● **PROBLEM DESCRIPTION**:
Are you able to quote each entry exactly as written?

● **DATA TO PROCESS**:
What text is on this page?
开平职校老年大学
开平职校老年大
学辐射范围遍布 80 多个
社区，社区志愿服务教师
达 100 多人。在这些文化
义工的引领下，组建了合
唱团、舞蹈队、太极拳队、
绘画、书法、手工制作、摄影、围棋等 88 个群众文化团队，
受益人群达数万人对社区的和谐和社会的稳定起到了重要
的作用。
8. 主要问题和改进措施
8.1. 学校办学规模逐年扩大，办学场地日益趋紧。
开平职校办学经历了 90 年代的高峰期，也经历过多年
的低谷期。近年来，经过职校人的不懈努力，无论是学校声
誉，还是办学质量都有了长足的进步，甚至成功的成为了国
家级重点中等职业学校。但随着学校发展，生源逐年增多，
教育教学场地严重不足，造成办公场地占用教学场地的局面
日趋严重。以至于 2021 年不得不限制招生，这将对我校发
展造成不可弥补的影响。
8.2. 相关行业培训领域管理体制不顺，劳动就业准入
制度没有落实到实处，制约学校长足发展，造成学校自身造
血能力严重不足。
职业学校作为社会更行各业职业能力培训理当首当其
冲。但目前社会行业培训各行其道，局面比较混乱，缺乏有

● **EXERCISE RESULT**:
What text is on this page?
开平职校老年大学
开平职校老年大
学辐射范围遍布 80 多个
社区，社区志愿服务教师
达 100 多人。在这些文化
义工的引领下，组建了合
唱团、舞蹈队、太极拳队、
绘画、书法、手工制作、摄影、围棋等 88 个群众文化团队，
受益人群达数万人对社区的和谐和社会的稳定起到了重要
的作用。
8. 主要问题和改进措施
8.1. 学校办学规模逐年扩大，办学场地日益趋紧。
开平职校办学经历了 90 年代的高峰期，也经历过多年
的低谷期。近年来，经过职校人的不懈努力，无论是学校声
誉，还是办学质量都有了长足的进步，甚至成功的成为了国
家级重点中等职业学校。但随着学校发展，生源逐年增多，
教育教学场地严重不足，造成办公场地占用教学场地的局面
日趋严重。以至于 2021 年不得不限制招生，这将对我校发
展造成不可弥补的影响。
8.2. 相关行业培训领域管理体制不顺，劳动就业准入
制度没有落实到实处，制约学校长足发展，造成学校自身造
血能力严重不足。
职业学校作为社会更行各业职业能力培训理当首当其
冲。但目前社会行业培训各行其道，局面比较混乱，缺乏有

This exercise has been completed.